* **AIM**:
Repeat the entire listing exactly.

* **RECORDS FOR THE TASK**:
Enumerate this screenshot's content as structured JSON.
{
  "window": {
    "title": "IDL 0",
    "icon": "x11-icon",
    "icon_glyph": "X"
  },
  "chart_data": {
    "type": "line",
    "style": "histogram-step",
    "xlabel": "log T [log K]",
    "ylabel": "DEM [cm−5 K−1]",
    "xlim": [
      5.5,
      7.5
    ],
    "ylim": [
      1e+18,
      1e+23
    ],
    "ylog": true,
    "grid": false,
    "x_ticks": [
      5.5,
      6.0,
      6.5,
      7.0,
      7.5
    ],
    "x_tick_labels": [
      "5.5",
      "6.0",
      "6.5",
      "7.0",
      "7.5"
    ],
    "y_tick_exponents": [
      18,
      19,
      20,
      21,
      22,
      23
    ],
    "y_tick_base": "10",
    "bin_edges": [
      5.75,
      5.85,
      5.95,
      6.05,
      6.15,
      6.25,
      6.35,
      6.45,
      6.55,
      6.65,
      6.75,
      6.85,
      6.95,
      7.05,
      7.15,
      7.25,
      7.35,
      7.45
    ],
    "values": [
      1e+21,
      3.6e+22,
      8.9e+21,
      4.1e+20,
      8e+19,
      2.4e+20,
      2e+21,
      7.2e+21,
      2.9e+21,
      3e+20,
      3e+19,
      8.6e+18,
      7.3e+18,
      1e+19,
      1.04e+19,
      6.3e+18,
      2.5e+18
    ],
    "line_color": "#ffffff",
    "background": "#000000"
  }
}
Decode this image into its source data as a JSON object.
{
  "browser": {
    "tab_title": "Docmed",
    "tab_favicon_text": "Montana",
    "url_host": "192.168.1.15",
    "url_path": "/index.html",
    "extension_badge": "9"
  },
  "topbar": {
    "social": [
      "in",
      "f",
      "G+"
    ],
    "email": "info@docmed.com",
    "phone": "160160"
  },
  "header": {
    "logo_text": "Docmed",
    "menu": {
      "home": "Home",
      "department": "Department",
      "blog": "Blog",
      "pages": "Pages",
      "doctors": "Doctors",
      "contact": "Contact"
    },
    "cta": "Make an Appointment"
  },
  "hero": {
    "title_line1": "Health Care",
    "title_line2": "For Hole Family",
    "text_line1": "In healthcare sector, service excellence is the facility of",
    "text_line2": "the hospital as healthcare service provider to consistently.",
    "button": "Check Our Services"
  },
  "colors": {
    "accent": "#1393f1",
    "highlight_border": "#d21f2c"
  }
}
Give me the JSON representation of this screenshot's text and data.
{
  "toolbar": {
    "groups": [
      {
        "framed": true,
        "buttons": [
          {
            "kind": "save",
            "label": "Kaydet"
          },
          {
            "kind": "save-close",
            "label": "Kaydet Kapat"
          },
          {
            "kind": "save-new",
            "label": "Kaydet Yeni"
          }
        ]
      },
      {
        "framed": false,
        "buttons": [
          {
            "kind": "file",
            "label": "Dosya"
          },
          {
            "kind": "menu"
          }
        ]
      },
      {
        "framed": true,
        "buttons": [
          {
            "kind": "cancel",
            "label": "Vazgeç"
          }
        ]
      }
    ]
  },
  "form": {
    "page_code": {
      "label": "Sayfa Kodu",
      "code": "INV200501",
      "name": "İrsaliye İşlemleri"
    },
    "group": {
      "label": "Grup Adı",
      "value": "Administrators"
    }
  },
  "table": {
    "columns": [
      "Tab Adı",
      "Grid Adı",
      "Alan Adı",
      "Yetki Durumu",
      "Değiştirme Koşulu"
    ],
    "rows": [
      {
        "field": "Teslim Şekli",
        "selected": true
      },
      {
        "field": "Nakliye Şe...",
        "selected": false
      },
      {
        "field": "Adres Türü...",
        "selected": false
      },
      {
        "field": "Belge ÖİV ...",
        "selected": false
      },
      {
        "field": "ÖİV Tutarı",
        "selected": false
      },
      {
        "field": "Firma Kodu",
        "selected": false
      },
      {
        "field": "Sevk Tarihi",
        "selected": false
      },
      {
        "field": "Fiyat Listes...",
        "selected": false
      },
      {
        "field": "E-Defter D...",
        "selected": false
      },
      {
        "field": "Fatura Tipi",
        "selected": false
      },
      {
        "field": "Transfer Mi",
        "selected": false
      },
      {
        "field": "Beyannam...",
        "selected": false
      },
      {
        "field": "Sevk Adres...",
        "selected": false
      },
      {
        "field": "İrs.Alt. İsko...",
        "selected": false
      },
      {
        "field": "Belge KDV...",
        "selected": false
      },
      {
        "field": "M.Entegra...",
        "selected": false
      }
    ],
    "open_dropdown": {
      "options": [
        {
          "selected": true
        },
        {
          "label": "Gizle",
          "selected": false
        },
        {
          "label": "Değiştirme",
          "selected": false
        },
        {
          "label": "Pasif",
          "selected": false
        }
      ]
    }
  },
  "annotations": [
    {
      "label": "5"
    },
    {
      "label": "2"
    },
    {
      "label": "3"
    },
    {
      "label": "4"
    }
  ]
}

* **SOLUTION TO THE EXERCISE**:
Enumerate this screenshot's content as structured JSON.
{
  "window": {
    "title": "IDL 0",
    "icon": "x11-icon",
    "icon_glyph": "X"
  },
  "chart_data": {
    "type": "line",
    "style": "histogram-step",
    "xlabel": "log T [log K]",
    "ylabel": "DEM [cm−5 K−1]",
    "xlim": [
      5.5,
      7.5
    ],
    "ylim": [
      1e+18,
      1e+23
    ],
    "ylog": true,
    "grid": false,
    "x_ticks": [
      5.5,
      6.0,
      6.5,
      7.0,
      7.5
    ],
    "x_tick_labels": [
      "5.5",
      "6.0",
      "6.5",
      "7.0",
      "7.5"
    ],
    "y_tick_exponents": [
      18,
      19,
      20,
      21,
      22,
      23
    ],
    "y_tick_base": "10",
    "bin_edges": [
      5.75,
      5.85,
      5.95,
      6.05,
      6.15,
      6.25,
      6.35,
      6.45,
      6.55,
      6.65,
      6.75,
      6.85,
      6.95,
      7.05,
      7.15,
      7.25,
      7.35,
      7.45
    ],
    "values": [
      1e+21,
      3.6e+22,
      8.9e+21,
      4.1e+20,
      8e+19,
      2.4e+20,
      2e+21,
      7.2e+21,
      2.9e+21,
      3e+20,
      3e+19,
      8.6e+18,
      7.3e+18,
      1e+19,
      1.04e+19,
      6.3e+18,
      2.5e+18
    ],
    "line_color": "#ffffff",
    "background": "#000000"
  }
}
Decode this image into its source data as a JSON object.
{
  "browser": {
    "tab_title": "Docmed",
    "tab_favicon_text": "Montana",
    "url_host": "192.168.1.15",
    "url_path": "/index.html",
    "extension_badge": "9"
  },
  "topbar": {
    "social": [
      "in",
      "f",
      "G+"
    ],
    "email": "info@docmed.com",
    "phone": "160160"
  },
  "header": {
    "logo_text": "Docmed",
    "menu": {
      "home": "Home",
      "department": "Department",
      "blog": "Blog",
      "pages": "Pages",
      "doctors": "Doctors",
      "contact": "Contact"
    },
    "cta": "Make an Appointment"
  },
  "hero": {
    "title_line1": "Health Care",
    "title_line2": "For Hole Family",
    "text_line1": "In healthcare sector, service excellence is the facility of",
    "text_line2": "the hospital as healthcare service provider to consistently.",
    "button": "Check Our Services"
  },
  "colors": {
    "accent": "#1393f1",
    "highlight_border": "#d21f2c"
  }
}
Give me the JSON representation of this screenshot's text and data.
{
  "toolbar": {
    "groups": [
      {
        "framed": true,
        "buttons": [
          {
            "kind": "save",
            "label": "Kaydet"
          },
          {
            "kind": "save-close",
            "label": "Kaydet Kapat"
          },
          {
            "kind": "save-new",
            "label": "Kaydet Yeni"
          }
        ]
      },
      {
        "framed": false,
        "buttons": [
          {
            "kind": "file",
            "label": "Dosya"
          },
          {
            "kind": "menu"
          }
        ]
      },
      {
        "framed": true,
        "buttons": [
          {
            "kind": "cancel",
            "label": "Vazgeç"
          }
        ]
      }
    ]
  },
  "form": {
    "page_code": {
      "label": "Sayfa Kodu",
      "code": "INV200501",
      "name": "İrsaliye İşlemleri"
    },
    "group": {
      "label": "Grup Adı",
      "value": "Administrators"
    }
  },
  "table": {
    "columns": [
      "Tab Adı",
      "Grid Adı",
      "Alan Adı",
      "Yetki Durumu",
      "Değiştirme Koşulu"
    ],
    "rows": [
      {
        "field": "Teslim Şekli",
        "selected": true
      },
      {
        "field": "Nakliye Şe...",
        "selected": false
      },
      {
        "field": "Adres Türü...",
        "selected": false
      },
      {
        "field": "Belge ÖİV ...",
        "selected": false
      },
      {
        "field": "ÖİV Tutarı",
        "selected": false
      },
      {
        "field": "Firma Kodu",
        "selected": false
      },
      {
        "field": "Sevk Tarihi",
        "selected": false
      },
      {
        "field": "Fiyat Listes...",
        "selected": false
      },
      {
        "field": "E-Defter D...",
        "selected": false
      },
      {
        "field": "Fatura Tipi",
        "selected": false
      },
      {
        "field": "Transfer Mi",
        "selected": false
      },
      {
        "field": "Beyannam...",
        "selected": false
      },
      {
        "field": "Sevk Adres...",
        "selected": false
      },
      {
        "field": "İrs.Alt. İsko...",
        "selected": false
      },
      {
        "field": "Belge KDV...",
        "selected": false
      },
      {
        "field": "M.Entegra...",
        "selected": false
      }
    ],
    "open_dropdown": {
      "options": [
        {
          "selected": true
        },
        {
          "label": "Gizle",
          "selected": false
        },
        {
          "label": "Değiştirme",
          "selected": false
        },
        {
          "label": "Pasif",
          "selected": false
        }
      ]
    }
  },
  "annotations": [
    {
      "label": "5"
    },
    {
      "label": "2"
    },
    {
      "label": "3"
    },
    {
      "label": "4"
    }
  ]
}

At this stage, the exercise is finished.